[Stored dataset items]
++++++++++
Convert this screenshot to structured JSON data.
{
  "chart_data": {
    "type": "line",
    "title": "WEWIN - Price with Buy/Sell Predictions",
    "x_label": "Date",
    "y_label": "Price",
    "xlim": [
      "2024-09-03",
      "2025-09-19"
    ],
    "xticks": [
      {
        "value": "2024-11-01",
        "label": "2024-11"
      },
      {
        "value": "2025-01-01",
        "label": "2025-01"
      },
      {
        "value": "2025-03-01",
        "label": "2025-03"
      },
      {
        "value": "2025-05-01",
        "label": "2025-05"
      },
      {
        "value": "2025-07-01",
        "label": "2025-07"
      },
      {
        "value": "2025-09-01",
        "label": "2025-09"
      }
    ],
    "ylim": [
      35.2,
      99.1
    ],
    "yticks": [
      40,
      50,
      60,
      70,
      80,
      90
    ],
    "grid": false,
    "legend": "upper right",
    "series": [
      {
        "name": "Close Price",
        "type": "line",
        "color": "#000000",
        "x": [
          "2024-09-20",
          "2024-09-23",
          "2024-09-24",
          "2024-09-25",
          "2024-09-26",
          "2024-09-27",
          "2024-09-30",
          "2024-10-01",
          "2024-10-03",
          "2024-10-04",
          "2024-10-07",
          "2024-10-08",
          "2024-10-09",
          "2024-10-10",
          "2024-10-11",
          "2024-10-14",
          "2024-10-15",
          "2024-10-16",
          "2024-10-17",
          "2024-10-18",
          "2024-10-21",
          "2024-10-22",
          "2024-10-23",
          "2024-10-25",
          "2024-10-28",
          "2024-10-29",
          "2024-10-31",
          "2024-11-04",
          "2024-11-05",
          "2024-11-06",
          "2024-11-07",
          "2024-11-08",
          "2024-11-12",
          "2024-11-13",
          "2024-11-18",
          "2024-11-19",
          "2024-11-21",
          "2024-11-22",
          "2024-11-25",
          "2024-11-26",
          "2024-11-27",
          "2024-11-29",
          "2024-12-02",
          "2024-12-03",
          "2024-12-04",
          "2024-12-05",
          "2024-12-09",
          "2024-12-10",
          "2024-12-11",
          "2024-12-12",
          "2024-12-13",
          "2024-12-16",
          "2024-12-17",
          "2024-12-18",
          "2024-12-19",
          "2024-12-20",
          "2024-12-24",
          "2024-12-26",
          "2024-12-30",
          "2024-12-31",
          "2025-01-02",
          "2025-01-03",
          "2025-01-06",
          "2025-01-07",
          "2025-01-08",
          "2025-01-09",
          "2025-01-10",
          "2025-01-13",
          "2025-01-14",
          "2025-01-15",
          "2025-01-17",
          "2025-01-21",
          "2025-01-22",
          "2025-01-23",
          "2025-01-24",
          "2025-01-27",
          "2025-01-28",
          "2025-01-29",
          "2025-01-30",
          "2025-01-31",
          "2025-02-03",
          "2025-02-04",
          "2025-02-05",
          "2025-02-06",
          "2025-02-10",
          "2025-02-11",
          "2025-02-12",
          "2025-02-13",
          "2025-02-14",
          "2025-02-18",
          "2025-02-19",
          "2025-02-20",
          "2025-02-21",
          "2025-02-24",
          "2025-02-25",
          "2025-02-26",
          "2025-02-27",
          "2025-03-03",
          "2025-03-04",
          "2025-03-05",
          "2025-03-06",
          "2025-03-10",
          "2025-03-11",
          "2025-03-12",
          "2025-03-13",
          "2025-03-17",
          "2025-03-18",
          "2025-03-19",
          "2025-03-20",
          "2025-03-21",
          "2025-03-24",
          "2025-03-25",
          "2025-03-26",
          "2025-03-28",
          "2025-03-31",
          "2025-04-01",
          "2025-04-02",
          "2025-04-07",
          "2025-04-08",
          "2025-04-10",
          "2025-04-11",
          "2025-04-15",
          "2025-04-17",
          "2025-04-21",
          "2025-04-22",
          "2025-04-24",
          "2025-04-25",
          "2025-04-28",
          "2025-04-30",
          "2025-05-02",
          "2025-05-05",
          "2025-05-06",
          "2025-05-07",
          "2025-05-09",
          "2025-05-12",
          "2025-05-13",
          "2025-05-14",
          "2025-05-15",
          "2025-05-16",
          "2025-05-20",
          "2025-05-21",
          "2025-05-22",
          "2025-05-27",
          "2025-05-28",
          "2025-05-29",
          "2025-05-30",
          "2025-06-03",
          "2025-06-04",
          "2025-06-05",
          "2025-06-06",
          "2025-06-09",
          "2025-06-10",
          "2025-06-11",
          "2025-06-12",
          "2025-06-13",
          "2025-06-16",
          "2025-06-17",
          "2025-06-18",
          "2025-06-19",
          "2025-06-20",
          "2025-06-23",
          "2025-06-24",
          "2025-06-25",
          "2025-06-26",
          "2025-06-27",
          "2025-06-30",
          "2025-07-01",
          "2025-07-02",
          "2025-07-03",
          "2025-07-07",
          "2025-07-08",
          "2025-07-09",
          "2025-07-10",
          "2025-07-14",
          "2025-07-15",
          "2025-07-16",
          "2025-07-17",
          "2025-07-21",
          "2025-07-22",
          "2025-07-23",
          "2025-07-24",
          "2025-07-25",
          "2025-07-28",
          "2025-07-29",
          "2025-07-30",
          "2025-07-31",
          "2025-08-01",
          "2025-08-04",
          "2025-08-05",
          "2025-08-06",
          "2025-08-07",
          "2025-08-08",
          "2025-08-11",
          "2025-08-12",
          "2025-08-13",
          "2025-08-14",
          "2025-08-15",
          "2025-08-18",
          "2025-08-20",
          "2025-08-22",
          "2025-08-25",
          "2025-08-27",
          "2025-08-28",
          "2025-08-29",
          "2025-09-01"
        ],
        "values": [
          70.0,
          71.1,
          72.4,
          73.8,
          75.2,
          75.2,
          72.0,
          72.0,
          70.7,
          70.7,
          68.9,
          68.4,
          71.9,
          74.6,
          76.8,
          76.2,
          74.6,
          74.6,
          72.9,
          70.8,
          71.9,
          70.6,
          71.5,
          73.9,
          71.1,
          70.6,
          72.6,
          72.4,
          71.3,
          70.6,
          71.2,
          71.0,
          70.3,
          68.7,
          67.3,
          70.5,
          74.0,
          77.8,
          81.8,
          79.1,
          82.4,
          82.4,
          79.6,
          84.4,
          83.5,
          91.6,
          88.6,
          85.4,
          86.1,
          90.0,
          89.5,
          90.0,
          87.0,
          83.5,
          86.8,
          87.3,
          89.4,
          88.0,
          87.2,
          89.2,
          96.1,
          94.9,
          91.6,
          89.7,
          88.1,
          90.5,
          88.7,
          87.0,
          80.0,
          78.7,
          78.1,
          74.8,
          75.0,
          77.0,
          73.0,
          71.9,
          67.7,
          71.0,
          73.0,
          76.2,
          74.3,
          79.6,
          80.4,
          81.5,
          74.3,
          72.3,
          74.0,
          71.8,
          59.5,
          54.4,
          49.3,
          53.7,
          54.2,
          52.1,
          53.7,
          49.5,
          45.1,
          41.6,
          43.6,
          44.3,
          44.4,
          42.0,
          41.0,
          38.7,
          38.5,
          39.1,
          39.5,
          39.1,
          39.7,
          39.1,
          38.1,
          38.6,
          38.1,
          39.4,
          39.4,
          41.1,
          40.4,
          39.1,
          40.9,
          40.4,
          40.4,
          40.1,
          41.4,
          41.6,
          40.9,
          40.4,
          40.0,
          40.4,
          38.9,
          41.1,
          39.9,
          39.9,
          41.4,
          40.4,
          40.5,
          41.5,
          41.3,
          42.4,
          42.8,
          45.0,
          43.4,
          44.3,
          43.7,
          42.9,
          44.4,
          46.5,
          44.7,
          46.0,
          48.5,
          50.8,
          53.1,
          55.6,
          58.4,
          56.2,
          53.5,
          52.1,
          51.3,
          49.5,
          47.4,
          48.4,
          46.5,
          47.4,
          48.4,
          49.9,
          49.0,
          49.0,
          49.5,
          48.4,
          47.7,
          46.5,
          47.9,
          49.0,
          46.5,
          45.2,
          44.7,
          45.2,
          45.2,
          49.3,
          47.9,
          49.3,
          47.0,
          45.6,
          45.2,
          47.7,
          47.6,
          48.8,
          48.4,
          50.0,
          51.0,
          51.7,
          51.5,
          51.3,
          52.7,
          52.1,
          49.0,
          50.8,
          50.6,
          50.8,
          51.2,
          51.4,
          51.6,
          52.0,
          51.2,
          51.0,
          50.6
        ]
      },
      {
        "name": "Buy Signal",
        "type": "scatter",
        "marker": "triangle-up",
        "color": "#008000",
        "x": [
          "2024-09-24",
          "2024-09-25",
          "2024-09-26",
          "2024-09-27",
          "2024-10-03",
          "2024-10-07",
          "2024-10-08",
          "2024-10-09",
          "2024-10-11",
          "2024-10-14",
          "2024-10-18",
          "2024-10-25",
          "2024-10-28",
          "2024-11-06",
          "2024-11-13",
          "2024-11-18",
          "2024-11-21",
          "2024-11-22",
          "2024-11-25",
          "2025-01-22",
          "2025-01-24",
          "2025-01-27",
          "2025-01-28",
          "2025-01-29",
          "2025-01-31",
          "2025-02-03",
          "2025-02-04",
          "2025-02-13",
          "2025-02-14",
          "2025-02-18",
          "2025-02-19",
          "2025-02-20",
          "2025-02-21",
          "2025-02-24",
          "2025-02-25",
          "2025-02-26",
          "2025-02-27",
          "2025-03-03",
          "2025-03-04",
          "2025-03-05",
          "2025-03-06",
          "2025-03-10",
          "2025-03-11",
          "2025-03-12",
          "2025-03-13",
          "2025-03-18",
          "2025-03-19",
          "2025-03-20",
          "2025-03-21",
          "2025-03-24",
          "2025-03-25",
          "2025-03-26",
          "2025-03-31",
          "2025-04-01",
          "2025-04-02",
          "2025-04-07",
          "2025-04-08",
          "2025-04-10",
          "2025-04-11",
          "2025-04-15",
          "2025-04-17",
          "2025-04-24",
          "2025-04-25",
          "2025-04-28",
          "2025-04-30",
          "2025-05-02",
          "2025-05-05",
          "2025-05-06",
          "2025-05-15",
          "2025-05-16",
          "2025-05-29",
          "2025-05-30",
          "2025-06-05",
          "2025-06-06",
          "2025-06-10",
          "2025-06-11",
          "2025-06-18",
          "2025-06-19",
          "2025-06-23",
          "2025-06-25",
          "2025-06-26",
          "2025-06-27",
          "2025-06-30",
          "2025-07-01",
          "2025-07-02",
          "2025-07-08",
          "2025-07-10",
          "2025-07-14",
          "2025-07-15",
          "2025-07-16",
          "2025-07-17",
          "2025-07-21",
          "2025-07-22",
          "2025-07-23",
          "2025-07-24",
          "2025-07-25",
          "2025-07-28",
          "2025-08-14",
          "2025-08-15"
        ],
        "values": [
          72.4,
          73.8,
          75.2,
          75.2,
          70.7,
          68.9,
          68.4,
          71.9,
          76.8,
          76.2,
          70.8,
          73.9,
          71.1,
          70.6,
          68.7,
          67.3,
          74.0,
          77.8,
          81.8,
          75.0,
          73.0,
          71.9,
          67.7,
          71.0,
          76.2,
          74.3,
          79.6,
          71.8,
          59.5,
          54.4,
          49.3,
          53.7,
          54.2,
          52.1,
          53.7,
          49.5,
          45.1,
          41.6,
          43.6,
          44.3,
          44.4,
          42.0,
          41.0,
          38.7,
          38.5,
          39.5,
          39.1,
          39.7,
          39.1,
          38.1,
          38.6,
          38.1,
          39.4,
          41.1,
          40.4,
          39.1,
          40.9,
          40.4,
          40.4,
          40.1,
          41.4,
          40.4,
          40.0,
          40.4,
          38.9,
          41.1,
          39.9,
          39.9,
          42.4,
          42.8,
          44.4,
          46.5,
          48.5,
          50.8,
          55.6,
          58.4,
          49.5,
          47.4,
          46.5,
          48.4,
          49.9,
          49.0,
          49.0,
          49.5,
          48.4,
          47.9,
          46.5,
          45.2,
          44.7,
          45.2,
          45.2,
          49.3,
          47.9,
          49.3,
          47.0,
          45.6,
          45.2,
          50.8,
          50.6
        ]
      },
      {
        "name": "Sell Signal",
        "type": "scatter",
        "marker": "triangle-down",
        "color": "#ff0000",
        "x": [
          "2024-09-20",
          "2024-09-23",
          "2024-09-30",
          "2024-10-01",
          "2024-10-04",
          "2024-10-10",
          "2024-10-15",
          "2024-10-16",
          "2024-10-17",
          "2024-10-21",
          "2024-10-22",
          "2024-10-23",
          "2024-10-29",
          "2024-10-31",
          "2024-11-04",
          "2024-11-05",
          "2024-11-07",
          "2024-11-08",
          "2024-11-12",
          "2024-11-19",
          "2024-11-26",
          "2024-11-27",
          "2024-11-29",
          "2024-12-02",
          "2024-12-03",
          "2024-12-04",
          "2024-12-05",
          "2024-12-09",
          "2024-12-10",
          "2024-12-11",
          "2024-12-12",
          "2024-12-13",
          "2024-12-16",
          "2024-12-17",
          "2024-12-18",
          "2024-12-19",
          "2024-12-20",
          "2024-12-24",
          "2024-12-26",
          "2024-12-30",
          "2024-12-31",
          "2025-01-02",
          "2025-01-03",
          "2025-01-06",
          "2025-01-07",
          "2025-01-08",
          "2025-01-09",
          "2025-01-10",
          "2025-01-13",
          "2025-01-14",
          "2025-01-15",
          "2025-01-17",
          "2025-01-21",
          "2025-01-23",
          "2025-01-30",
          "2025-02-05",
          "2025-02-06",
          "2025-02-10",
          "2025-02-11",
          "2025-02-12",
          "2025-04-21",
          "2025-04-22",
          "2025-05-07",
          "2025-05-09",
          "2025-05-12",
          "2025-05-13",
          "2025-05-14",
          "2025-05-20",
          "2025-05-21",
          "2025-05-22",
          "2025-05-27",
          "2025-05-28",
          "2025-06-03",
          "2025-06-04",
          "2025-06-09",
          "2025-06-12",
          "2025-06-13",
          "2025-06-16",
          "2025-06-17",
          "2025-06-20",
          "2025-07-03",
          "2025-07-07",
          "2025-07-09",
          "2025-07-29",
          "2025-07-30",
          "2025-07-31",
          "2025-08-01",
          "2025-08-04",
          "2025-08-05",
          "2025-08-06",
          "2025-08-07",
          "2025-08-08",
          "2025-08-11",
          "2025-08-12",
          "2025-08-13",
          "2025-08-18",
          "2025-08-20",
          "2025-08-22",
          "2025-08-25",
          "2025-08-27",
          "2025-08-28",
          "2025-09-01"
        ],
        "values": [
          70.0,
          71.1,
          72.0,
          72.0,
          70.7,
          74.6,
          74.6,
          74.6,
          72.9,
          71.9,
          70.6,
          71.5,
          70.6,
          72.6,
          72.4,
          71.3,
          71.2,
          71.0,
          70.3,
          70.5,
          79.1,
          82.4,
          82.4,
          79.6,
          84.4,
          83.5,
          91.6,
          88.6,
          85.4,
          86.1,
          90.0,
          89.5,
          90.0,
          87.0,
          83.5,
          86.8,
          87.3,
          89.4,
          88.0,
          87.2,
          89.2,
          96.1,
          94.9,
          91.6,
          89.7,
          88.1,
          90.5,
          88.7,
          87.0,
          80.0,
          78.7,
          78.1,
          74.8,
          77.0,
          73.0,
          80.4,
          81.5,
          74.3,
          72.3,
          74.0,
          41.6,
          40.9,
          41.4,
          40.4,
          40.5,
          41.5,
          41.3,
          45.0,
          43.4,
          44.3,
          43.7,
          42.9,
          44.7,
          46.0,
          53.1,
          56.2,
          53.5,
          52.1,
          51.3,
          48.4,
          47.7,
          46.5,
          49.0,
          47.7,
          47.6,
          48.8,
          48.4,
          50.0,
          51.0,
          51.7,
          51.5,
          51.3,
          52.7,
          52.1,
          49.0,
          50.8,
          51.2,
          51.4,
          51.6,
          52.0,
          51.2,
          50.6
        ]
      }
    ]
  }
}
++++++++++
What is being asked: Copy every line in the records above that contains the word "Sell".

The solution:
    "title": "WEWIN - Price with Buy/Sell Predictions",
        "name": "Sell Signal",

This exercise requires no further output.